• Extract to read
Fostering the right environment so that our 
people can flourish is critical to our success 
and to our values-based culture. The tone 
from the top has been clear throughout 
2018, including through the launch of 
the Purpose, colleague forums specifically 
focused on colleague initiatives that are 
making Barclays a great place to work 
and the inaugural CEO Rise Awards 
which recognised the outstanding 
work our colleagues did in 2018. 

We are proud of the progress we have made 
to promote respect, diversity and excellence 
in the workplace, and we see this progress 
reflected in our employee opinion survey 
results. The engagement of our colleagues 
has improved by four percentage points 
since 2016 (when we last asked all 
colleagues to take part in the survey 
at the same time) to 79% in 2018 and we 
were especially pleased to see that 92% of 
colleagues agreed that Barclays is focused 
on achieving good customer and client 
outcomes (up 9% points since 2016). In 
addition, 91% of colleagues said they felt 
they can be themselves at work, and when 
asked to describe the culture of Barclays, 
the top ten words selected by colleagues 
have all remained positive. Eighty-six per 
cent of our colleagues agree that it’s safe 
to speak up, which is encouraging. To 
continue to encourage a culture which 
supports speaking up, the Group Executive 
Committee announced the creation of a 
centralised team and a new intranet site 
which sets out clearly how to raise a 
concern when things don’t seem right.

We have continued to run key programmes 
and initiatives across the organisation that 
we know support our colleagues and help 
them to achieve excellent performance. 
These include Dynamic Working, 
sponsorship and development 
programmes, mental health and well-being 
awareness, and upgrading our technology 
and infrastructure. We are building the next 
generation workplace and we have had 
some great successes this year including 
the launch of our world-class Whippany 
campus and announcing our intention to 
build further campuses in Glasgow and 
India, which provide our colleagues the 
tools that they need to deliver outstanding 
service, and help us to attract and retain 
the very best talent in the global market.

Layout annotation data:
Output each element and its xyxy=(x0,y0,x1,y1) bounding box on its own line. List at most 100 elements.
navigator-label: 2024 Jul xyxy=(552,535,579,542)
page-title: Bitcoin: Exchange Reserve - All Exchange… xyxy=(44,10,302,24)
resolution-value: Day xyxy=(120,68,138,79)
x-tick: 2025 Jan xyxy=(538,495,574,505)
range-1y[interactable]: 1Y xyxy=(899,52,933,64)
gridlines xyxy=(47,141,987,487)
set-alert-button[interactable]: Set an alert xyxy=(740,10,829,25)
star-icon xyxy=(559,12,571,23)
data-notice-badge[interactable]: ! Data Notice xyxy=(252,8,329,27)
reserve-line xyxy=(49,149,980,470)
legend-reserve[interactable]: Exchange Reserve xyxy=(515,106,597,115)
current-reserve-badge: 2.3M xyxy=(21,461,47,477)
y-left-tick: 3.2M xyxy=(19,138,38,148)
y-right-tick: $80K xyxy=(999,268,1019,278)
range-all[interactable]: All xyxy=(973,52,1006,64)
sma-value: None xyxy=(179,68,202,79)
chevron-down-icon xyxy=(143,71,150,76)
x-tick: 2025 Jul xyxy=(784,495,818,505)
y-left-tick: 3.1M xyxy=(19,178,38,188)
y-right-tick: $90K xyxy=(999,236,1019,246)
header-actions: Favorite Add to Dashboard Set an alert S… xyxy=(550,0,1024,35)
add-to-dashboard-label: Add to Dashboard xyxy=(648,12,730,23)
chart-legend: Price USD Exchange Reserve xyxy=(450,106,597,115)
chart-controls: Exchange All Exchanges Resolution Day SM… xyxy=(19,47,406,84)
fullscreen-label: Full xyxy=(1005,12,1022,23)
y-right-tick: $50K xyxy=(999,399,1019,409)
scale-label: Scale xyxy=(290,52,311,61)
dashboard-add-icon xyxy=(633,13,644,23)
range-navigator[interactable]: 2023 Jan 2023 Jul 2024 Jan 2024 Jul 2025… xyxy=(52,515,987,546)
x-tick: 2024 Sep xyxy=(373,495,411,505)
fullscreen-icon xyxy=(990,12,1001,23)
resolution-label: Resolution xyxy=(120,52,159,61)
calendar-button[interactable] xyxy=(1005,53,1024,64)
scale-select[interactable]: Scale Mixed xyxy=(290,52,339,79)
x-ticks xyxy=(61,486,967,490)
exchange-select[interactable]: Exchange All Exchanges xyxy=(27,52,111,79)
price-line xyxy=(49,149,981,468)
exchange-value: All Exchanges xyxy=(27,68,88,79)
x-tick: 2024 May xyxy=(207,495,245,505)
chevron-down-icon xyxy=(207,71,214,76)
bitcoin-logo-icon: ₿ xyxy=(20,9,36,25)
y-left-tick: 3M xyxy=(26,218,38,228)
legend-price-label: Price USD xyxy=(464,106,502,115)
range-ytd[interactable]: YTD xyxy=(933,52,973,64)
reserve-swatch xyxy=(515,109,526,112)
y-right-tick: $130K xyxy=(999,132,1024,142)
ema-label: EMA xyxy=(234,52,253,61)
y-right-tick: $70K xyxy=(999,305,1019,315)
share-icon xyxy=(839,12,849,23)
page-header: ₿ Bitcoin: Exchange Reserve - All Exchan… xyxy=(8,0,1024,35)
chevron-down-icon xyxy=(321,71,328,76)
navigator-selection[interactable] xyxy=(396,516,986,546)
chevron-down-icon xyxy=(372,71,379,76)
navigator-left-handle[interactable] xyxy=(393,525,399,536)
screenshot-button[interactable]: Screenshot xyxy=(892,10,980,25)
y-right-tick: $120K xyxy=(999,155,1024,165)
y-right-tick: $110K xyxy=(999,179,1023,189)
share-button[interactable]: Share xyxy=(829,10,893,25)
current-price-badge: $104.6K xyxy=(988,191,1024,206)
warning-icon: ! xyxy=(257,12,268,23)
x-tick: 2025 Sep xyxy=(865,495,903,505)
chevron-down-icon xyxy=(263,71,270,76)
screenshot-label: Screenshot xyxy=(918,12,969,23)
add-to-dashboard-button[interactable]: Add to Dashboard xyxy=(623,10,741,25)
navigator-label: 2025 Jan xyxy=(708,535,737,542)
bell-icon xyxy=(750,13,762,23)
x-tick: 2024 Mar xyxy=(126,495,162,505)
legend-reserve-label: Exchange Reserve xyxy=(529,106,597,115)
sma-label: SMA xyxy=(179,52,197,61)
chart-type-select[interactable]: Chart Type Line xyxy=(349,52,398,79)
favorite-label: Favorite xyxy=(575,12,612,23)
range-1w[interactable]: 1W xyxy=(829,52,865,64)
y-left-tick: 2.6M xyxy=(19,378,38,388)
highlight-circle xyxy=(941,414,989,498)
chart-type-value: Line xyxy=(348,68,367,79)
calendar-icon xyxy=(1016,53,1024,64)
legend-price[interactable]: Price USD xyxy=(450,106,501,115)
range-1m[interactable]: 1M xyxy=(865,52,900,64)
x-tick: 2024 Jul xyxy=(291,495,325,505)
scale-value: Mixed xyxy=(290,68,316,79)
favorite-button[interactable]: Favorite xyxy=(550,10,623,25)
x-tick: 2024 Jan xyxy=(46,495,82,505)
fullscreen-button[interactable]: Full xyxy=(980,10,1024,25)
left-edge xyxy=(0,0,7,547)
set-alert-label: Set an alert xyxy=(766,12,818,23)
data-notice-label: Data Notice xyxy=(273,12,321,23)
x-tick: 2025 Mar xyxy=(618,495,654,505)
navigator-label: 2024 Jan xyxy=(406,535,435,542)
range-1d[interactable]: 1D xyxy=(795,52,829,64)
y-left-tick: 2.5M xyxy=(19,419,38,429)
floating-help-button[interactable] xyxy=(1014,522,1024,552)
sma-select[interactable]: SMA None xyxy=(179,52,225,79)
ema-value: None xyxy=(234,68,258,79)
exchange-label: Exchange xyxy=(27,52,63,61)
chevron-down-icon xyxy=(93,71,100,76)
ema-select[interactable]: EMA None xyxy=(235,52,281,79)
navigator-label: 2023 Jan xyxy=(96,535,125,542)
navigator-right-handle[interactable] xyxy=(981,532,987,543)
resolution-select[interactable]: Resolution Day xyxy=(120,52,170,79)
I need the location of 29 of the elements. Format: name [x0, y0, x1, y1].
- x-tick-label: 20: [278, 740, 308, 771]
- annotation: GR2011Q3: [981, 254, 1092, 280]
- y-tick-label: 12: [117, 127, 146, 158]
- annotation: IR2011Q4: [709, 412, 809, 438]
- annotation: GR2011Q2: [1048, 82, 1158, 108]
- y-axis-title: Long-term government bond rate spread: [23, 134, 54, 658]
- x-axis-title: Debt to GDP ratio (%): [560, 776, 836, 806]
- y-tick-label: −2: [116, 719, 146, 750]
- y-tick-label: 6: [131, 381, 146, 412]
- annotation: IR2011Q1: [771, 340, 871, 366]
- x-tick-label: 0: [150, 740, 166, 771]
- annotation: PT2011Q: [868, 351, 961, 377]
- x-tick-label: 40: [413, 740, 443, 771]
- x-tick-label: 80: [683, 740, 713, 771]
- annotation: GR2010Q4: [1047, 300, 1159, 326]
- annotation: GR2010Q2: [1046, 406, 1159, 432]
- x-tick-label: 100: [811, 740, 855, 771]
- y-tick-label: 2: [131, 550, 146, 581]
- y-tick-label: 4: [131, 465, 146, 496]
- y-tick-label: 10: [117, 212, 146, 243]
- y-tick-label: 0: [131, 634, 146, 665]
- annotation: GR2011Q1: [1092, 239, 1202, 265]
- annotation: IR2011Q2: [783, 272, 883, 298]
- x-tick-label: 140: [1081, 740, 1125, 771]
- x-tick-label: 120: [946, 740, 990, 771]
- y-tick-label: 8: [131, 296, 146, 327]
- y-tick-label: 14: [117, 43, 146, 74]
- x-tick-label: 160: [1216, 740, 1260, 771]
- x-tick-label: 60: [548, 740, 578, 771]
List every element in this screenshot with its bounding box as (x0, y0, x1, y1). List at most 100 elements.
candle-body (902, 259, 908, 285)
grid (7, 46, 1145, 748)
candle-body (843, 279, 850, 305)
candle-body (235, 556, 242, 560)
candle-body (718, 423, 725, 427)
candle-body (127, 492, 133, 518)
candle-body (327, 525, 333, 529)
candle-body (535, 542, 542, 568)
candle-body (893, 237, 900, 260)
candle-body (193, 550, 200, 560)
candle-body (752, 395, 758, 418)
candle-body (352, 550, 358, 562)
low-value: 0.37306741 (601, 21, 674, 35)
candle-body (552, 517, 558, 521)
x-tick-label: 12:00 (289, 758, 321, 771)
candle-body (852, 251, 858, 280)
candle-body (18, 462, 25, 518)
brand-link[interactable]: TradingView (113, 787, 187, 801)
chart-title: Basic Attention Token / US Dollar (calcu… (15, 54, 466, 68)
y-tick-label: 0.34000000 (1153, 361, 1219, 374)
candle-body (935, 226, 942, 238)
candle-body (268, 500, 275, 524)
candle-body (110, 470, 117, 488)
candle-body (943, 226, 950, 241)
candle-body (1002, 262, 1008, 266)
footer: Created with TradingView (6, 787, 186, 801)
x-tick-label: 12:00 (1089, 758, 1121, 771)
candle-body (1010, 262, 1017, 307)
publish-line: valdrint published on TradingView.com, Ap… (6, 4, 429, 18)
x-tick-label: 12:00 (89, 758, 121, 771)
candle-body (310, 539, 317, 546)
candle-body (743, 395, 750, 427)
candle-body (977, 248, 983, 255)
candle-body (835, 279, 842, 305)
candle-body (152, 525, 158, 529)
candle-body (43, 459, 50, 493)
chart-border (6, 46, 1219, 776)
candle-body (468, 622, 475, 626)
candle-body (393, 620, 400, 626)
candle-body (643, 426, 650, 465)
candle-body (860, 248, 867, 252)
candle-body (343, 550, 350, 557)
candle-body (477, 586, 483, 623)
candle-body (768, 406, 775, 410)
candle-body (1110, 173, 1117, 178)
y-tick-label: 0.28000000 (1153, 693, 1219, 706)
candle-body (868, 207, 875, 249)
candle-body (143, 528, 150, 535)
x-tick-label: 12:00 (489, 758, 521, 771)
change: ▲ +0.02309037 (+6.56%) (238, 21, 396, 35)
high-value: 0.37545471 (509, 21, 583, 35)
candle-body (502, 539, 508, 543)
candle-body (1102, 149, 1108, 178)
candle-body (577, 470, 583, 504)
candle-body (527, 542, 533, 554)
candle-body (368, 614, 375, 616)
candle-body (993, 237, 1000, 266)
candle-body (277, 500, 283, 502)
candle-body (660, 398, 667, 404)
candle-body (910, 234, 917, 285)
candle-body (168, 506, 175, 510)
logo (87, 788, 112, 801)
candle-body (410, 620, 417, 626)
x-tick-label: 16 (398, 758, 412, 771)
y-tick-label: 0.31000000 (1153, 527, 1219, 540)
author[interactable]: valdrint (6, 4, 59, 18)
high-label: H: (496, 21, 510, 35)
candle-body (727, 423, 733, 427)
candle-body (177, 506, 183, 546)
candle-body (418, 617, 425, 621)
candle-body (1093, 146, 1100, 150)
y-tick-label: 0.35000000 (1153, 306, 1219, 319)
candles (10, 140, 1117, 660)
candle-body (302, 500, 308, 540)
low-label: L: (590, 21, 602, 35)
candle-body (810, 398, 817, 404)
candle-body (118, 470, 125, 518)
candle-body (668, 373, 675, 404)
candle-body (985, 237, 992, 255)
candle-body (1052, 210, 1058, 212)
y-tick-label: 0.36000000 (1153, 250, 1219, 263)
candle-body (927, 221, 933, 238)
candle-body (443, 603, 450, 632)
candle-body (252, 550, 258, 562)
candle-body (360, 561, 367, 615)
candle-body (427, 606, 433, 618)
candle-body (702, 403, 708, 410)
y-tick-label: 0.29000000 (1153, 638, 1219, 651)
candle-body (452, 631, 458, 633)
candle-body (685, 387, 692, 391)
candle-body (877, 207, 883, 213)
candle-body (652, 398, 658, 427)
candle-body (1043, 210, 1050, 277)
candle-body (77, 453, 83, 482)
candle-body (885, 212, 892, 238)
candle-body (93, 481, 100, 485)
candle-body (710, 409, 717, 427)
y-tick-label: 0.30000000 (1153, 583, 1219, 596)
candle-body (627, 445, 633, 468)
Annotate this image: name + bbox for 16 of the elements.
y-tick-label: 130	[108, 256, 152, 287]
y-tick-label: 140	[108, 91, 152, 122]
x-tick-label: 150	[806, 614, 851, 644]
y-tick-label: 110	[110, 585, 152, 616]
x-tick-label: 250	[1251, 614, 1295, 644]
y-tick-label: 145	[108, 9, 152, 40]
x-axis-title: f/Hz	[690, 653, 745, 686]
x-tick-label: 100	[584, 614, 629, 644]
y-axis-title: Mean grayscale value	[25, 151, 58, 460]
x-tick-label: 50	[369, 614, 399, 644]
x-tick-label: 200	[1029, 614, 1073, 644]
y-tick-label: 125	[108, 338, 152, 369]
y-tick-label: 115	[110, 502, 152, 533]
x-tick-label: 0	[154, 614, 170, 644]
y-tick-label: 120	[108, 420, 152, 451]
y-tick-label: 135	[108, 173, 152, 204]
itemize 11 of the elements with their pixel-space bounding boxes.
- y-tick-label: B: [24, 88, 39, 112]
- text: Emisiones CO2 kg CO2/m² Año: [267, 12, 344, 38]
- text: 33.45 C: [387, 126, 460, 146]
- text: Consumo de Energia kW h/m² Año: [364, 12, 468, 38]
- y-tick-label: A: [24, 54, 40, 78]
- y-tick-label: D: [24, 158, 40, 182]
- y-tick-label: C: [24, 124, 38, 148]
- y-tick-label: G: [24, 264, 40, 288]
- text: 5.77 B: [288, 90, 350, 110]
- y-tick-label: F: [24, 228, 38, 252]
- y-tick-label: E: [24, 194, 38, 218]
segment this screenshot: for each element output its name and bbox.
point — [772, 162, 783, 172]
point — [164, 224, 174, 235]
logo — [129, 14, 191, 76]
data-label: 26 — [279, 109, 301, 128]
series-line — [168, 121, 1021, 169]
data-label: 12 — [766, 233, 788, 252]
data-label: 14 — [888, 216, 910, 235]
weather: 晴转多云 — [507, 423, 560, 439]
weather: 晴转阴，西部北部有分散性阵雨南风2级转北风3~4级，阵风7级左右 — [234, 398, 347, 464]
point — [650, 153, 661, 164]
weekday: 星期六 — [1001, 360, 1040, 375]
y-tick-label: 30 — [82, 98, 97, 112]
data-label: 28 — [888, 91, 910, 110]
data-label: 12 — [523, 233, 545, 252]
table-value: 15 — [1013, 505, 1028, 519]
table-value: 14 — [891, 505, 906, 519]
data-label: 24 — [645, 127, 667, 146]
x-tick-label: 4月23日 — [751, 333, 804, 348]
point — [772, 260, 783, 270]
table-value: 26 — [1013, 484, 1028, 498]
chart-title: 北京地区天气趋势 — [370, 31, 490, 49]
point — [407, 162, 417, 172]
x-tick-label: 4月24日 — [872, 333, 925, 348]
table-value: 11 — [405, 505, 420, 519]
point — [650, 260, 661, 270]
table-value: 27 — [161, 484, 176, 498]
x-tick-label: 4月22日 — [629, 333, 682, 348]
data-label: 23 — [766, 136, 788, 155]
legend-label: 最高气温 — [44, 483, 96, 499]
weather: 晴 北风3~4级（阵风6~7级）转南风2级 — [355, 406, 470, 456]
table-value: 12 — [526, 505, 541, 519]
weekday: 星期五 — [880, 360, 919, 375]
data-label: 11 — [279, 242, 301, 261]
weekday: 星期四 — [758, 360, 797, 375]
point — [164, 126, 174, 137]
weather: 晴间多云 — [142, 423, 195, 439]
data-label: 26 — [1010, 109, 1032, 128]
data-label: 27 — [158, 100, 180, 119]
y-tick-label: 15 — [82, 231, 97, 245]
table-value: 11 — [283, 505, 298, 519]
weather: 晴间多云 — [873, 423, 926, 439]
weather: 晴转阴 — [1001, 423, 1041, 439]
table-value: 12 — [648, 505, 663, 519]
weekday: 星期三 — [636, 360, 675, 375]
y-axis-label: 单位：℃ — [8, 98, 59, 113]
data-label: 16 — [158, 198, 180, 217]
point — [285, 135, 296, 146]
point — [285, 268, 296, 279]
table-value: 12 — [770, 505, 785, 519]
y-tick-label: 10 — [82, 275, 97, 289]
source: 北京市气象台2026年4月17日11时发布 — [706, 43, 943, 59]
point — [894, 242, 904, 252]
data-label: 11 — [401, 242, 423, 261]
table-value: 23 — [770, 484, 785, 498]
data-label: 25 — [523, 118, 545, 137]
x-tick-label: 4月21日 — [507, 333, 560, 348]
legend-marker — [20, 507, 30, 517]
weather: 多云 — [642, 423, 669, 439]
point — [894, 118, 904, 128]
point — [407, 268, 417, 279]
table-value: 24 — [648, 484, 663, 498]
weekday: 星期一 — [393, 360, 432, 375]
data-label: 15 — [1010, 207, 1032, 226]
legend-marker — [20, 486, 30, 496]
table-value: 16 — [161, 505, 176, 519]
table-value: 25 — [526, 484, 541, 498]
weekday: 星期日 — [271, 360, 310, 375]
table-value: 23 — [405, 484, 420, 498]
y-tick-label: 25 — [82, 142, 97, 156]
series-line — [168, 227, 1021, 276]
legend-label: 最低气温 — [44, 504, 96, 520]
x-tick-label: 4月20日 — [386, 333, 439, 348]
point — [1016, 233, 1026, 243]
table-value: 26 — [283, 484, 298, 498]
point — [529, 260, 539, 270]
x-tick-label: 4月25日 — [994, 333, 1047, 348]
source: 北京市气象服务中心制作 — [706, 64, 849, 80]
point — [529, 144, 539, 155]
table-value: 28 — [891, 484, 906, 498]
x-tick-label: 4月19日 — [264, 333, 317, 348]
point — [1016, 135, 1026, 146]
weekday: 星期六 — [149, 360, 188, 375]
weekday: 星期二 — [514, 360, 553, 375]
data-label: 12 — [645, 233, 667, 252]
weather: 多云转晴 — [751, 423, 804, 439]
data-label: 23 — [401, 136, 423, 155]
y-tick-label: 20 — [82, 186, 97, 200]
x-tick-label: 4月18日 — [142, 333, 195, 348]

• Instructions
A - Answer these questions from the passage on Barclays colleagues:
(i) What was colleague engagement in 2018?
(ii) Which awards recognized the outstanding work colleagues did in 2018?
(iii) Where does Barclays intend to build further campuses?
B - Decide whether each statement agrees with the passage on Barclays colleagues, and support each yes or no with the deciding words of the passage:
(i) Colleague engagement rose by four percentage points since 2016.
(ii) 92% of colleagues said they felt they can be themselves at work.
(iii) The Whippany campus is only planned for the future.
C - Return the stretch of the passage on Barclays colleagues from "Fostering the right" through "did in 2018.".
These rows have no connection to the passage.

• Answers to the exercises
A -
(i) 79%
(ii) The inaugural CEO Rise Awards
(iii) Glasgow and India

B -
(i) Yes: "The engagement of our colleagues has improved by four percentage points since 2016"
(ii) No: "91% of colleagues said they felt they can be themselves at work"
(iii) No: "the launch of our world-class Whippany campus"

C -
Fostering the right environment so that our 
people can flourish is critical to our success 
and to our values-based culture. The tone 
from the top has been clear throughout 
2018, including through the launch of 
the Purpose, colleague forums specifically 
focused on colleague initiatives that are 
making Barclays a great place to work 
and the inaugural CEO Rise Awards 
which recognised the outstanding 
work our colleagues did in 2018.